# [TASK DIRECTIONS]
Each entry that follows is to be retyped exactly. Pictures do not belong in the copy.

# [DATASET]

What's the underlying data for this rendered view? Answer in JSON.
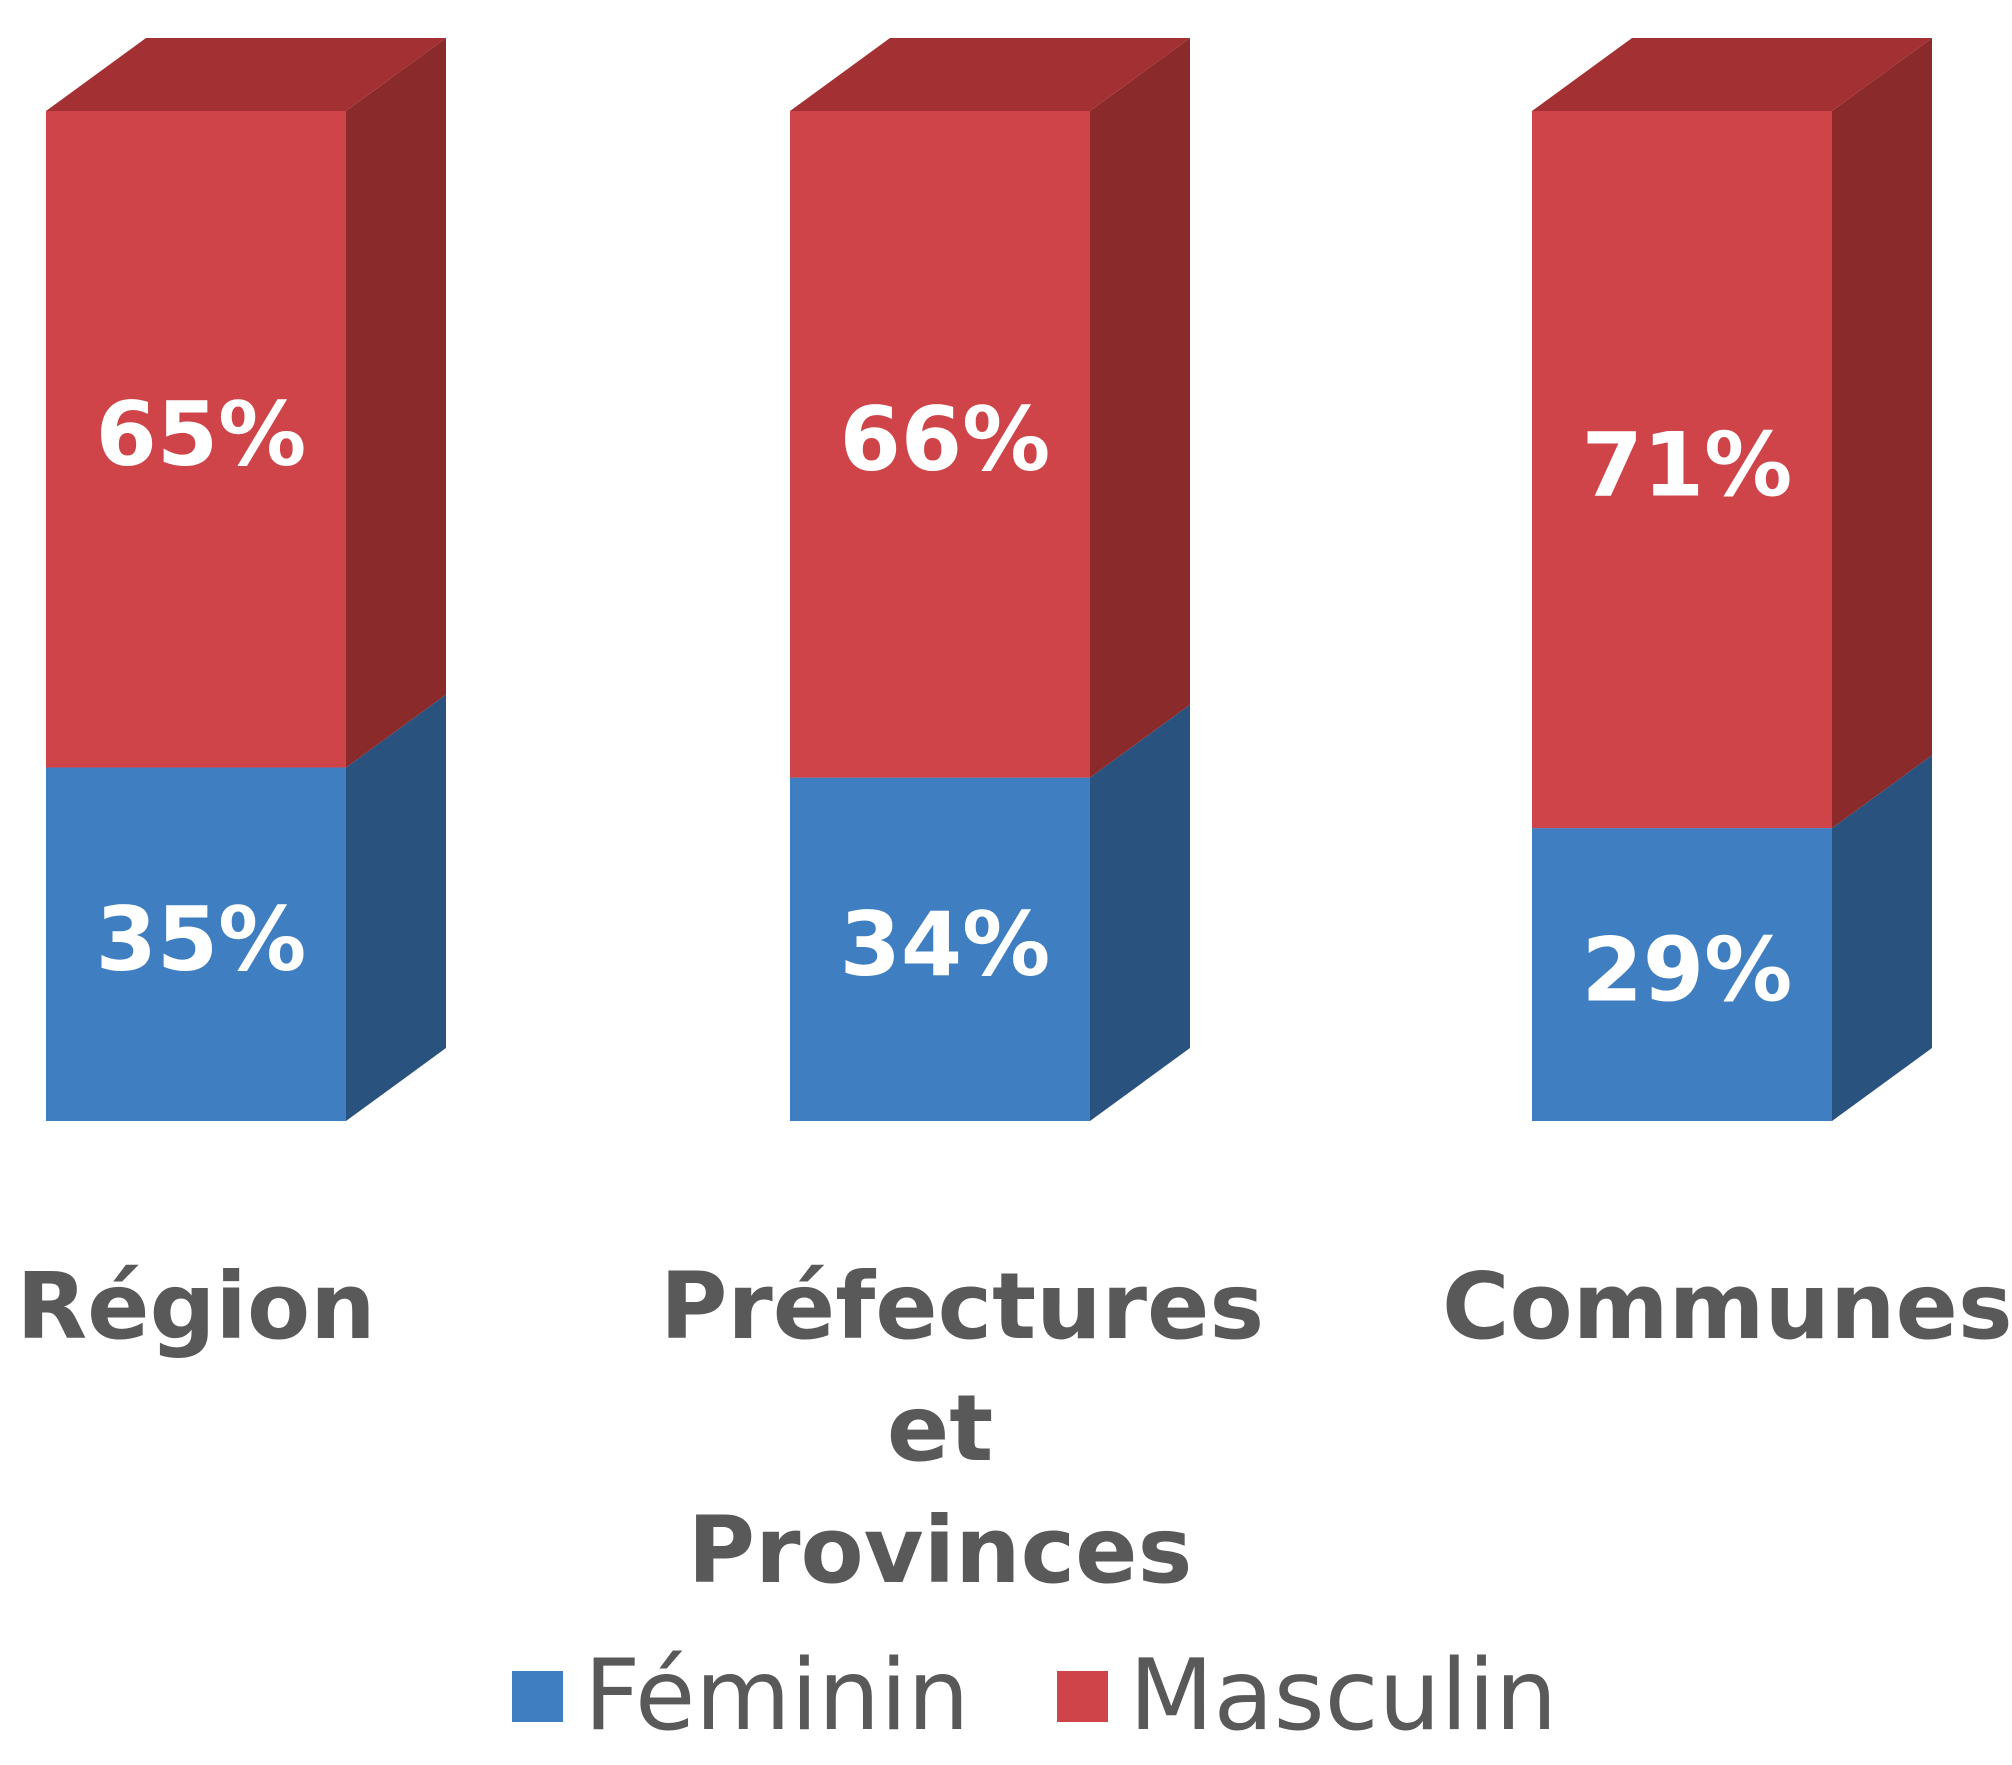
{
  "chart_data": {
    "type": "stacked_bar_3d",
    "categories": [
      "Région",
      "Préfectures et Provinces",
      "Communes"
    ],
    "ylim": [
      0,
      100
    ],
    "legend": "bottom",
    "series": [
      {
        "name": "Féminin",
        "color": "#3f7fc1",
        "side_color": "#2a527e",
        "values": [
          35,
          34,
          29
        ],
        "value_labels": [
          "35%",
          "34%",
          "29%"
        ]
      },
      {
        "name": "Masculin",
        "color": "#cf4448",
        "side_color": "#8b2a2b",
        "top_color": "#a33134",
        "values": [
          65,
          66,
          71
        ],
        "value_labels": [
          "65%",
          "66%",
          "71%"
        ]
      }
    ]
  }
}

# [RESULT FOR THIS EXERCISE]
What's the underlying data for this rendered view? Answer in JSON.
{
  "chart_data": {
    "type": "stacked_bar_3d",
    "categories": [
      "Région",
      "Préfectures et Provinces",
      "Communes"
    ],
    "ylim": [
      0,
      100
    ],
    "legend": "bottom",
    "series": [
      {
        "name": "Féminin",
        "color": "#3f7fc1",
        "side_color": "#2a527e",
        "values": [
          35,
          34,
          29
        ],
        "value_labels": [
          "35%",
          "34%",
          "29%"
        ]
      },
      {
        "name": "Masculin",
        "color": "#cf4448",
        "side_color": "#8b2a2b",
        "top_color": "#a33134",
        "values": [
          65,
          66,
          71
        ],
        "value_labels": [
          "65%",
          "66%",
          "71%"
        ]
      }
    ]
  }
}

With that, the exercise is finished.